* TASK MATERIAL *

__________

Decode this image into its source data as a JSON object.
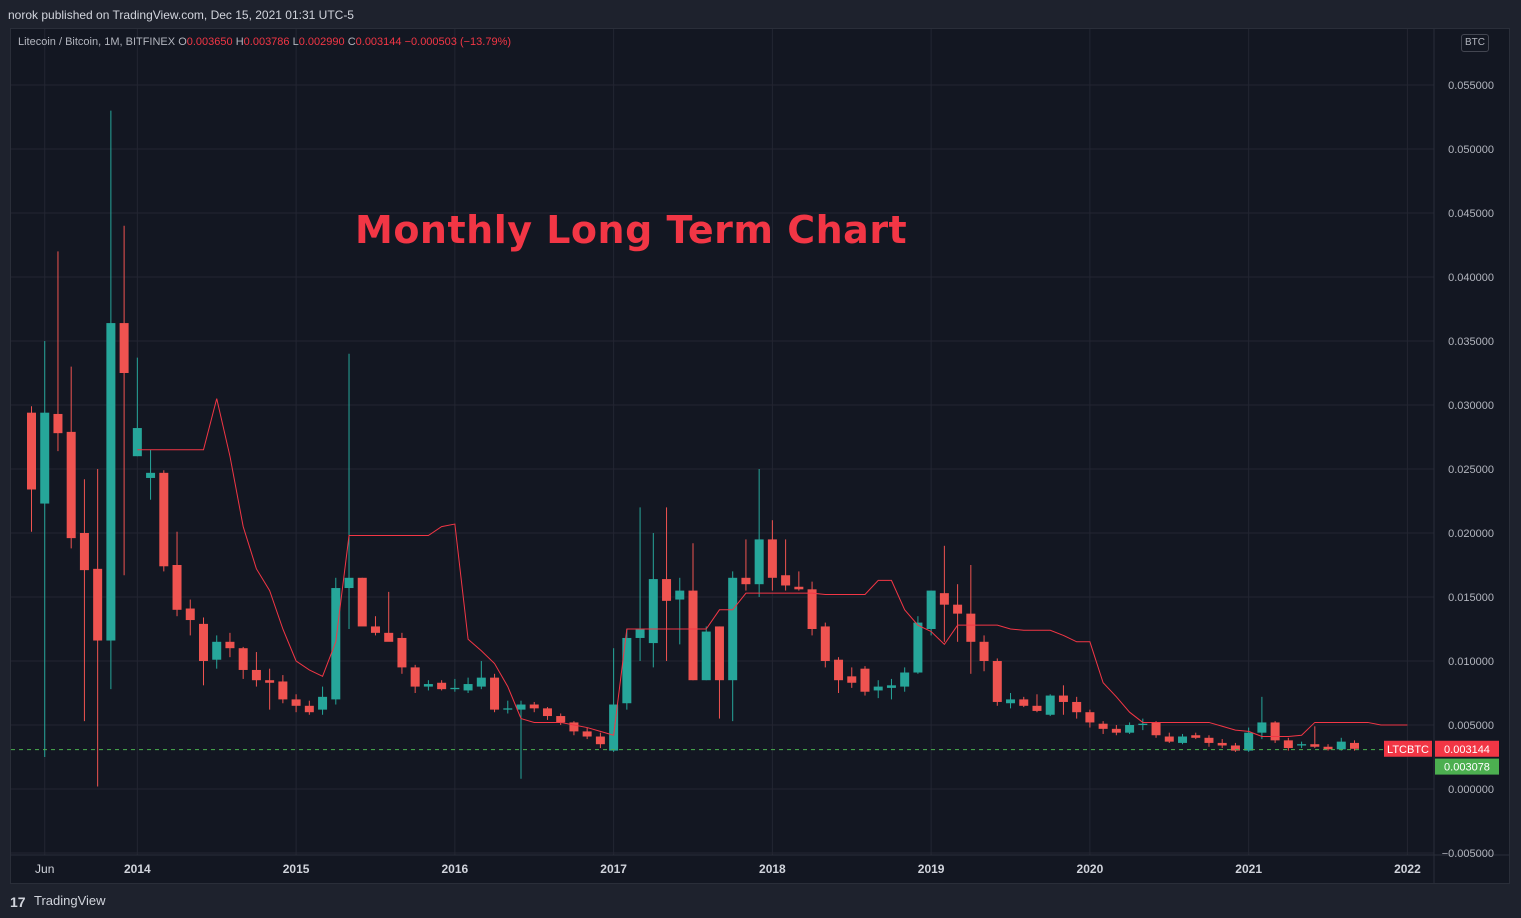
{
  "header": {
    "published": "norok published on TradingView.com, Dec 15, 2021 01:31 UTC-5"
  },
  "legend": {
    "symbol": "Litecoin / Bitcoin, 1M, BITFINEX",
    "o_label": "O",
    "o_value": "0.003650",
    "h_label": "H",
    "h_value": "0.003786",
    "l_label": "L",
    "l_value": "0.002990",
    "c_label": "C",
    "c_value": "0.003144",
    "change": "−0.000503 (−13.79%)"
  },
  "currency_badge": "BTC",
  "annotation": "Monthly Long Term Chart",
  "footer": {
    "brand": "TradingView",
    "logo": "17"
  },
  "colors": {
    "up": "#26a69a",
    "down": "#ef5350",
    "line": "#f23645",
    "grid": "#232632",
    "axis_text": "#b2b5be",
    "price_line": "#4caf50"
  },
  "chart_data": {
    "type": "candlestick",
    "title": "Monthly Long Term Chart",
    "xlabel": "",
    "ylabel": "",
    "y_axis_label": "BTC",
    "ylim": [
      -0.005,
      0.0575
    ],
    "y_ticks": [
      "0.055000",
      "0.050000",
      "0.045000",
      "0.040000",
      "0.035000",
      "0.030000",
      "0.025000",
      "0.020000",
      "0.015000",
      "0.010000",
      "0.005000",
      "0.000000",
      "−0.005000"
    ],
    "y_tick_values": [
      0.055,
      0.05,
      0.045,
      0.04,
      0.035,
      0.03,
      0.025,
      0.02,
      0.015,
      0.01,
      0.005,
      0.0,
      -0.005
    ],
    "x_ticks": [
      "Jun",
      "2014",
      "2015",
      "2016",
      "2017",
      "2018",
      "2019",
      "2020",
      "2021",
      "2022"
    ],
    "x_tick_months": [
      "2013-06",
      "2014-01",
      "2015-01",
      "2016-01",
      "2017-01",
      "2018-01",
      "2019-01",
      "2020-01",
      "2021-01",
      "2022-01"
    ],
    "start_month": "2013-05",
    "grid": true,
    "last_price_label": {
      "name": "LTCBTC",
      "value": "0.003144",
      "color": "#f23645"
    },
    "line_price_label": {
      "value": "0.003078",
      "color": "#4caf50"
    },
    "candles": [
      {
        "o": 0.0294,
        "h": 0.0299,
        "l": 0.0201,
        "c": 0.0234
      },
      {
        "o": 0.0223,
        "h": 0.035,
        "l": 0.0025,
        "c": 0.0294
      },
      {
        "o": 0.0293,
        "h": 0.042,
        "l": 0.0264,
        "c": 0.0278
      },
      {
        "o": 0.0279,
        "h": 0.033,
        "l": 0.0188,
        "c": 0.0196
      },
      {
        "o": 0.02,
        "h": 0.0242,
        "l": 0.0053,
        "c": 0.0171
      },
      {
        "o": 0.0172,
        "h": 0.025,
        "l": 0.0002,
        "c": 0.0116
      },
      {
        "o": 0.0116,
        "h": 0.053,
        "l": 0.0078,
        "c": 0.0364
      },
      {
        "o": 0.0364,
        "h": 0.044,
        "l": 0.0167,
        "c": 0.0325
      },
      {
        "o": 0.026,
        "h": 0.0337,
        "l": 0.026,
        "c": 0.0282
      },
      {
        "o": 0.0243,
        "h": 0.0265,
        "l": 0.0226,
        "c": 0.0247
      },
      {
        "o": 0.0247,
        "h": 0.0249,
        "l": 0.017,
        "c": 0.0174
      },
      {
        "o": 0.0175,
        "h": 0.0201,
        "l": 0.0135,
        "c": 0.014
      },
      {
        "o": 0.0141,
        "h": 0.0148,
        "l": 0.012,
        "c": 0.0132
      },
      {
        "o": 0.0129,
        "h": 0.0134,
        "l": 0.0081,
        "c": 0.01
      },
      {
        "o": 0.0101,
        "h": 0.012,
        "l": 0.0094,
        "c": 0.0115
      },
      {
        "o": 0.0115,
        "h": 0.0122,
        "l": 0.0103,
        "c": 0.011
      },
      {
        "o": 0.011,
        "h": 0.0111,
        "l": 0.0086,
        "c": 0.0093
      },
      {
        "o": 0.0093,
        "h": 0.0107,
        "l": 0.008,
        "c": 0.0085
      },
      {
        "o": 0.0085,
        "h": 0.0094,
        "l": 0.0062,
        "c": 0.0083
      },
      {
        "o": 0.0084,
        "h": 0.0089,
        "l": 0.0067,
        "c": 0.007
      },
      {
        "o": 0.007,
        "h": 0.0074,
        "l": 0.006,
        "c": 0.0065
      },
      {
        "o": 0.0065,
        "h": 0.0069,
        "l": 0.0058,
        "c": 0.006
      },
      {
        "o": 0.0062,
        "h": 0.008,
        "l": 0.0058,
        "c": 0.0072
      },
      {
        "o": 0.007,
        "h": 0.0165,
        "l": 0.0066,
        "c": 0.0157
      },
      {
        "o": 0.0157,
        "h": 0.034,
        "l": 0.0125,
        "c": 0.0165
      },
      {
        "o": 0.0165,
        "h": 0.0165,
        "l": 0.0131,
        "c": 0.0127
      },
      {
        "o": 0.0127,
        "h": 0.0135,
        "l": 0.012,
        "c": 0.0122
      },
      {
        "o": 0.0122,
        "h": 0.0154,
        "l": 0.012,
        "c": 0.0115
      },
      {
        "o": 0.0118,
        "h": 0.0122,
        "l": 0.009,
        "c": 0.0095
      },
      {
        "o": 0.0095,
        "h": 0.0097,
        "l": 0.0075,
        "c": 0.008
      },
      {
        "o": 0.008,
        "h": 0.0085,
        "l": 0.0077,
        "c": 0.0082
      },
      {
        "o": 0.0083,
        "h": 0.0085,
        "l": 0.0077,
        "c": 0.0078
      },
      {
        "o": 0.0078,
        "h": 0.0086,
        "l": 0.0076,
        "c": 0.0079
      },
      {
        "o": 0.0077,
        "h": 0.0087,
        "l": 0.0075,
        "c": 0.0082
      },
      {
        "o": 0.008,
        "h": 0.01,
        "l": 0.0078,
        "c": 0.0087
      },
      {
        "o": 0.0087,
        "h": 0.009,
        "l": 0.006,
        "c": 0.0062
      },
      {
        "o": 0.0062,
        "h": 0.0069,
        "l": 0.0059,
        "c": 0.0063
      },
      {
        "o": 0.0062,
        "h": 0.0069,
        "l": 0.0008,
        "c": 0.0066
      },
      {
        "o": 0.0066,
        "h": 0.0068,
        "l": 0.006,
        "c": 0.0063
      },
      {
        "o": 0.0063,
        "h": 0.0064,
        "l": 0.0054,
        "c": 0.0057
      },
      {
        "o": 0.0057,
        "h": 0.0059,
        "l": 0.005,
        "c": 0.0052
      },
      {
        "o": 0.0052,
        "h": 0.0053,
        "l": 0.0042,
        "c": 0.0045
      },
      {
        "o": 0.0045,
        "h": 0.0048,
        "l": 0.0039,
        "c": 0.0041
      },
      {
        "o": 0.0041,
        "h": 0.0044,
        "l": 0.0032,
        "c": 0.0035
      },
      {
        "o": 0.003,
        "h": 0.011,
        "l": 0.0029,
        "c": 0.0066
      },
      {
        "o": 0.0067,
        "h": 0.0125,
        "l": 0.0062,
        "c": 0.0118
      },
      {
        "o": 0.0118,
        "h": 0.022,
        "l": 0.01,
        "c": 0.0125
      },
      {
        "o": 0.0114,
        "h": 0.02,
        "l": 0.0095,
        "c": 0.0164
      },
      {
        "o": 0.0164,
        "h": 0.022,
        "l": 0.01,
        "c": 0.0147
      },
      {
        "o": 0.0148,
        "h": 0.0165,
        "l": 0.0113,
        "c": 0.0155
      },
      {
        "o": 0.0155,
        "h": 0.0192,
        "l": 0.0085,
        "c": 0.0085
      },
      {
        "o": 0.0085,
        "h": 0.0127,
        "l": 0.0085,
        "c": 0.0123
      },
      {
        "o": 0.0127,
        "h": 0.0127,
        "l": 0.0055,
        "c": 0.0085
      },
      {
        "o": 0.0085,
        "h": 0.017,
        "l": 0.0053,
        "c": 0.0165
      },
      {
        "o": 0.0165,
        "h": 0.0195,
        "l": 0.0155,
        "c": 0.016
      },
      {
        "o": 0.016,
        "h": 0.025,
        "l": 0.015,
        "c": 0.0195
      },
      {
        "o": 0.0195,
        "h": 0.021,
        "l": 0.0155,
        "c": 0.0165
      },
      {
        "o": 0.0167,
        "h": 0.0195,
        "l": 0.0155,
        "c": 0.0159
      },
      {
        "o": 0.0158,
        "h": 0.017,
        "l": 0.0155,
        "c": 0.0156
      },
      {
        "o": 0.0156,
        "h": 0.0162,
        "l": 0.012,
        "c": 0.0125
      },
      {
        "o": 0.0127,
        "h": 0.013,
        "l": 0.0095,
        "c": 0.01
      },
      {
        "o": 0.0101,
        "h": 0.0103,
        "l": 0.0075,
        "c": 0.0085
      },
      {
        "o": 0.0088,
        "h": 0.0095,
        "l": 0.0079,
        "c": 0.0083
      },
      {
        "o": 0.0094,
        "h": 0.0096,
        "l": 0.0073,
        "c": 0.0076
      },
      {
        "o": 0.0077,
        "h": 0.0085,
        "l": 0.0071,
        "c": 0.008
      },
      {
        "o": 0.0079,
        "h": 0.0086,
        "l": 0.007,
        "c": 0.0081
      },
      {
        "o": 0.008,
        "h": 0.0095,
        "l": 0.0076,
        "c": 0.0091
      },
      {
        "o": 0.0091,
        "h": 0.0135,
        "l": 0.009,
        "c": 0.013
      },
      {
        "o": 0.0125,
        "h": 0.0155,
        "l": 0.012,
        "c": 0.0155
      },
      {
        "o": 0.0153,
        "h": 0.019,
        "l": 0.0115,
        "c": 0.0144
      },
      {
        "o": 0.0144,
        "h": 0.016,
        "l": 0.0115,
        "c": 0.0137
      },
      {
        "o": 0.0137,
        "h": 0.0175,
        "l": 0.009,
        "c": 0.0115
      },
      {
        "o": 0.0115,
        "h": 0.012,
        "l": 0.0092,
        "c": 0.01
      },
      {
        "o": 0.01,
        "h": 0.0102,
        "l": 0.0065,
        "c": 0.0068
      },
      {
        "o": 0.0067,
        "h": 0.0075,
        "l": 0.0063,
        "c": 0.007
      },
      {
        "o": 0.007,
        "h": 0.0072,
        "l": 0.0064,
        "c": 0.0065
      },
      {
        "o": 0.0065,
        "h": 0.0074,
        "l": 0.006,
        "c": 0.0061
      },
      {
        "o": 0.0058,
        "h": 0.0074,
        "l": 0.0057,
        "c": 0.0073
      },
      {
        "o": 0.0073,
        "h": 0.0081,
        "l": 0.0058,
        "c": 0.0068
      },
      {
        "o": 0.0068,
        "h": 0.0072,
        "l": 0.0055,
        "c": 0.006
      },
      {
        "o": 0.006,
        "h": 0.0062,
        "l": 0.0048,
        "c": 0.0052
      },
      {
        "o": 0.0051,
        "h": 0.0053,
        "l": 0.0043,
        "c": 0.0047
      },
      {
        "o": 0.0047,
        "h": 0.005,
        "l": 0.0042,
        "c": 0.0044
      },
      {
        "o": 0.0044,
        "h": 0.0052,
        "l": 0.0043,
        "c": 0.005
      },
      {
        "o": 0.005,
        "h": 0.0055,
        "l": 0.0046,
        "c": 0.0051
      },
      {
        "o": 0.0052,
        "h": 0.0053,
        "l": 0.004,
        "c": 0.0042
      },
      {
        "o": 0.0041,
        "h": 0.0044,
        "l": 0.0036,
        "c": 0.0037
      },
      {
        "o": 0.0036,
        "h": 0.0043,
        "l": 0.0035,
        "c": 0.0041
      },
      {
        "o": 0.0042,
        "h": 0.0044,
        "l": 0.0039,
        "c": 0.004
      },
      {
        "o": 0.004,
        "h": 0.0042,
        "l": 0.0033,
        "c": 0.0036
      },
      {
        "o": 0.0036,
        "h": 0.0039,
        "l": 0.0032,
        "c": 0.0034
      },
      {
        "o": 0.0034,
        "h": 0.0036,
        "l": 0.0029,
        "c": 0.003
      },
      {
        "o": 0.003,
        "h": 0.0048,
        "l": 0.0029,
        "c": 0.0044
      },
      {
        "o": 0.0044,
        "h": 0.0072,
        "l": 0.0039,
        "c": 0.0052
      },
      {
        "o": 0.0052,
        "h": 0.0053,
        "l": 0.0036,
        "c": 0.0038
      },
      {
        "o": 0.0038,
        "h": 0.004,
        "l": 0.003,
        "c": 0.0032
      },
      {
        "o": 0.0034,
        "h": 0.0037,
        "l": 0.0032,
        "c": 0.0035
      },
      {
        "o": 0.0035,
        "h": 0.0049,
        "l": 0.0032,
        "c": 0.0033
      },
      {
        "o": 0.0033,
        "h": 0.0035,
        "l": 0.003,
        "c": 0.0031
      },
      {
        "o": 0.0031,
        "h": 0.004,
        "l": 0.003,
        "c": 0.0037
      },
      {
        "o": 0.0036,
        "h": 0.0038,
        "l": 0.003,
        "c": 0.00314
      }
    ],
    "line": [
      {
        "m": 8,
        "v": 0.0265
      },
      {
        "m": 13,
        "v": 0.0265
      },
      {
        "m": 14,
        "v": 0.0305
      },
      {
        "m": 15,
        "v": 0.026
      },
      {
        "m": 16,
        "v": 0.0205
      },
      {
        "m": 17,
        "v": 0.0172
      },
      {
        "m": 18,
        "v": 0.0155
      },
      {
        "m": 19,
        "v": 0.0125
      },
      {
        "m": 20,
        "v": 0.01
      },
      {
        "m": 21,
        "v": 0.0093
      },
      {
        "m": 22,
        "v": 0.0088
      },
      {
        "m": 23,
        "v": 0.0115
      },
      {
        "m": 24,
        "v": 0.0198
      },
      {
        "m": 30,
        "v": 0.0198
      },
      {
        "m": 31,
        "v": 0.0205
      },
      {
        "m": 32,
        "v": 0.0207
      },
      {
        "m": 33,
        "v": 0.0117
      },
      {
        "m": 34,
        "v": 0.0108
      },
      {
        "m": 35,
        "v": 0.0098
      },
      {
        "m": 36,
        "v": 0.008
      },
      {
        "m": 37,
        "v": 0.0055
      },
      {
        "m": 38,
        "v": 0.0052
      },
      {
        "m": 40,
        "v": 0.0052
      },
      {
        "m": 41,
        "v": 0.005
      },
      {
        "m": 42,
        "v": 0.0048
      },
      {
        "m": 43,
        "v": 0.0045
      },
      {
        "m": 44,
        "v": 0.0042
      },
      {
        "m": 45,
        "v": 0.0125
      },
      {
        "m": 51,
        "v": 0.0125
      },
      {
        "m": 52,
        "v": 0.014
      },
      {
        "m": 53,
        "v": 0.014
      },
      {
        "m": 54,
        "v": 0.0153
      },
      {
        "m": 59,
        "v": 0.0153
      },
      {
        "m": 60,
        "v": 0.0152
      },
      {
        "m": 63,
        "v": 0.0152
      },
      {
        "m": 64,
        "v": 0.0163
      },
      {
        "m": 65,
        "v": 0.0163
      },
      {
        "m": 66,
        "v": 0.014
      },
      {
        "m": 67,
        "v": 0.0128
      },
      {
        "m": 68,
        "v": 0.0123
      },
      {
        "m": 69,
        "v": 0.0113
      },
      {
        "m": 70,
        "v": 0.0128
      },
      {
        "m": 73,
        "v": 0.0128
      },
      {
        "m": 74,
        "v": 0.0125
      },
      {
        "m": 75,
        "v": 0.0124
      },
      {
        "m": 77,
        "v": 0.0124
      },
      {
        "m": 78,
        "v": 0.012
      },
      {
        "m": 79,
        "v": 0.0115
      },
      {
        "m": 80,
        "v": 0.0115
      },
      {
        "m": 81,
        "v": 0.0083
      },
      {
        "m": 82,
        "v": 0.0072
      },
      {
        "m": 83,
        "v": 0.006
      },
      {
        "m": 84,
        "v": 0.0052
      },
      {
        "m": 89,
        "v": 0.0052
      },
      {
        "m": 90,
        "v": 0.0049
      },
      {
        "m": 91,
        "v": 0.0046
      },
      {
        "m": 92,
        "v": 0.0045
      },
      {
        "m": 93,
        "v": 0.0041
      },
      {
        "m": 95,
        "v": 0.0041
      },
      {
        "m": 96,
        "v": 0.0042
      },
      {
        "m": 97,
        "v": 0.0052
      },
      {
        "m": 101,
        "v": 0.0052
      },
      {
        "m": 102,
        "v": 0.005
      },
      {
        "m": 104,
        "v": 0.005
      }
    ]
  }
}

__________

* TASK BRIEF *
For the data above, state only how many lines include the word "Long".

* WRITTEN ANSWER *
2